══ EXERCISE DATA ══

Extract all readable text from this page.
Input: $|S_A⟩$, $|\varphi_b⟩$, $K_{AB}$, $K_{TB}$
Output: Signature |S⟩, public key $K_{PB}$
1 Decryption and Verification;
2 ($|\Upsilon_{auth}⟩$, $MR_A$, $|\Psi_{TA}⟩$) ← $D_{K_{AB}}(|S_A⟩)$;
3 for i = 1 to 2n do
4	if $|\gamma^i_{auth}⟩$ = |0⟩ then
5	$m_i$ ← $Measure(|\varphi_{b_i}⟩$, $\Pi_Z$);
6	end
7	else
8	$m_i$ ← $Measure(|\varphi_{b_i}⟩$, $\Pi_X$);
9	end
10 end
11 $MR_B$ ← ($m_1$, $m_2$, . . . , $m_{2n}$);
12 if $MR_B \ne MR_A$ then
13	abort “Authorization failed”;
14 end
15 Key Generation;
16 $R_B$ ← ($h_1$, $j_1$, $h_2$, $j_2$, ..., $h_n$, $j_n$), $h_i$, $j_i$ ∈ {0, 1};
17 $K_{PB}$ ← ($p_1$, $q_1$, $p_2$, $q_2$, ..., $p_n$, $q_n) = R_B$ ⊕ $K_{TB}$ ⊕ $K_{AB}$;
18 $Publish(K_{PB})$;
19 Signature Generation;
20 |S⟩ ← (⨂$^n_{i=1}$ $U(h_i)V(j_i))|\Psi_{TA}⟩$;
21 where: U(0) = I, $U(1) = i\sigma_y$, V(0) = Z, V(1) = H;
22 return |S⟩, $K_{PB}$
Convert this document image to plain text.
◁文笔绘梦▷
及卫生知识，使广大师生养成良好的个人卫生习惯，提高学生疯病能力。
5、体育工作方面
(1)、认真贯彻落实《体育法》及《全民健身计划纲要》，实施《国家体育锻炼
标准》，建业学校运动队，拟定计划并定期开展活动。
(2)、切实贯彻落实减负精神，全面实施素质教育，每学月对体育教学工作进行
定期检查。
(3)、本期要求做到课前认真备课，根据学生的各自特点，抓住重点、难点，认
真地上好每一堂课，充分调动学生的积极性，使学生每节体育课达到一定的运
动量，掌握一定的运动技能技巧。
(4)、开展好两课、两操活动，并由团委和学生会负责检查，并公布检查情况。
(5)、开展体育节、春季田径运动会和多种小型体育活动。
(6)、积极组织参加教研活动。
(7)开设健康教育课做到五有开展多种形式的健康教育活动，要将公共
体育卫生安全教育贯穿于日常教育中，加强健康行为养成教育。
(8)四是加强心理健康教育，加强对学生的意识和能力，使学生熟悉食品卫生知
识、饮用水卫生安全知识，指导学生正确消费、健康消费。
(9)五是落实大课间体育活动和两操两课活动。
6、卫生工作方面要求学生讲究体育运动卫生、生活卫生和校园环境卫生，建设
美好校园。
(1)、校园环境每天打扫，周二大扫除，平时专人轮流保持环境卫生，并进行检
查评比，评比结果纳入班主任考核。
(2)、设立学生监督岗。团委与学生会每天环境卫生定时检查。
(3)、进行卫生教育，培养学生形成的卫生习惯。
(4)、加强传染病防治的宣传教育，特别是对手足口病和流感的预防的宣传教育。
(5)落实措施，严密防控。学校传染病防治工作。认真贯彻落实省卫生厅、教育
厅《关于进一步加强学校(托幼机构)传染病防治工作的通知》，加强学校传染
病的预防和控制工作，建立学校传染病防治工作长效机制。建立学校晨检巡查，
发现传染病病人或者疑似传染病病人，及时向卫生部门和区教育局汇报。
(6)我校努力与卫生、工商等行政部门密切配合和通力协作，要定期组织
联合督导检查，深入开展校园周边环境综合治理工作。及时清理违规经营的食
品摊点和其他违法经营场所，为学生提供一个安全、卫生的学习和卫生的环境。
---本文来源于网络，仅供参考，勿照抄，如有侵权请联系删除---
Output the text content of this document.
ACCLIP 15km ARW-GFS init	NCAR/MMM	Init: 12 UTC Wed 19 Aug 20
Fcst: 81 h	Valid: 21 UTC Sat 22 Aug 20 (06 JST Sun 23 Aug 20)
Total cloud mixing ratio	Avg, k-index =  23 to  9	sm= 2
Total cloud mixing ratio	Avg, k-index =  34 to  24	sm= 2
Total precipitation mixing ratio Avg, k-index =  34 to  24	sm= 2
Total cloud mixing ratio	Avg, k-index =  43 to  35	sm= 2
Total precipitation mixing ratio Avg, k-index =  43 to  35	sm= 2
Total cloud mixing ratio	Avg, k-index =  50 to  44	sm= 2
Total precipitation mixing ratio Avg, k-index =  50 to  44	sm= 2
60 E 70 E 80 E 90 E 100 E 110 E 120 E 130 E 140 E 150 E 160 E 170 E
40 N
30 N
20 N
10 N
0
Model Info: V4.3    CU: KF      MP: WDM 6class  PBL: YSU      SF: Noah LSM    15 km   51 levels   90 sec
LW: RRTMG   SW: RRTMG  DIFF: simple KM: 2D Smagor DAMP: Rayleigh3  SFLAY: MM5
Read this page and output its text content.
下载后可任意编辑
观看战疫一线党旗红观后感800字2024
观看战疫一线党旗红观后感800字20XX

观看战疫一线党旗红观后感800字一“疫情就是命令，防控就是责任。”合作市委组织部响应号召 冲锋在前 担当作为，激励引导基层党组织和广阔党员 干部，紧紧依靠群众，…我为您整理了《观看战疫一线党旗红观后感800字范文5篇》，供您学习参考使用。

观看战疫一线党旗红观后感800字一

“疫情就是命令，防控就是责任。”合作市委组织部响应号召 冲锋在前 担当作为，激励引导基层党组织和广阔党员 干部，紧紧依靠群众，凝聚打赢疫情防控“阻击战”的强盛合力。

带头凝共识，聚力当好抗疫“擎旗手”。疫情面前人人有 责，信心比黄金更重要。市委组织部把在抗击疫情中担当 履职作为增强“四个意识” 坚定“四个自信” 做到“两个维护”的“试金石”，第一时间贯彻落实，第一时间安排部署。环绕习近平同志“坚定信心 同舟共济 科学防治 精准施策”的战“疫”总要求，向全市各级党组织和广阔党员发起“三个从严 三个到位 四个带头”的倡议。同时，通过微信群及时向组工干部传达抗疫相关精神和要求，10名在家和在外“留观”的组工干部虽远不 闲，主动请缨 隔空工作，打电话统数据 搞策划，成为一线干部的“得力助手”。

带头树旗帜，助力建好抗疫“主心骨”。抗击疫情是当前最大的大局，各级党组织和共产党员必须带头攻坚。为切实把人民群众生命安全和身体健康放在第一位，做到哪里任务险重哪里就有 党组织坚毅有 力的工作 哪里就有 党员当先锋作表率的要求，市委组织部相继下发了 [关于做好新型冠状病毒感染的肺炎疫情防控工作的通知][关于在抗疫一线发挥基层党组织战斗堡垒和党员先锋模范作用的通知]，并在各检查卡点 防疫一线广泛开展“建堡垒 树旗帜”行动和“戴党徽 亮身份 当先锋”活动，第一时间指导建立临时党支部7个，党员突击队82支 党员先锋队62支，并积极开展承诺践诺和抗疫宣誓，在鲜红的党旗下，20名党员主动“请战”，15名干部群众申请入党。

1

═══

• [YOUR TASK] Keep only those lines of the records that hold "then", and return them.

• [RESPONSE TO THE TASK]
4	if $|\gamma^i_{auth}⟩$ = |0⟩ then
12 if $MR_B \ne MR_A$ then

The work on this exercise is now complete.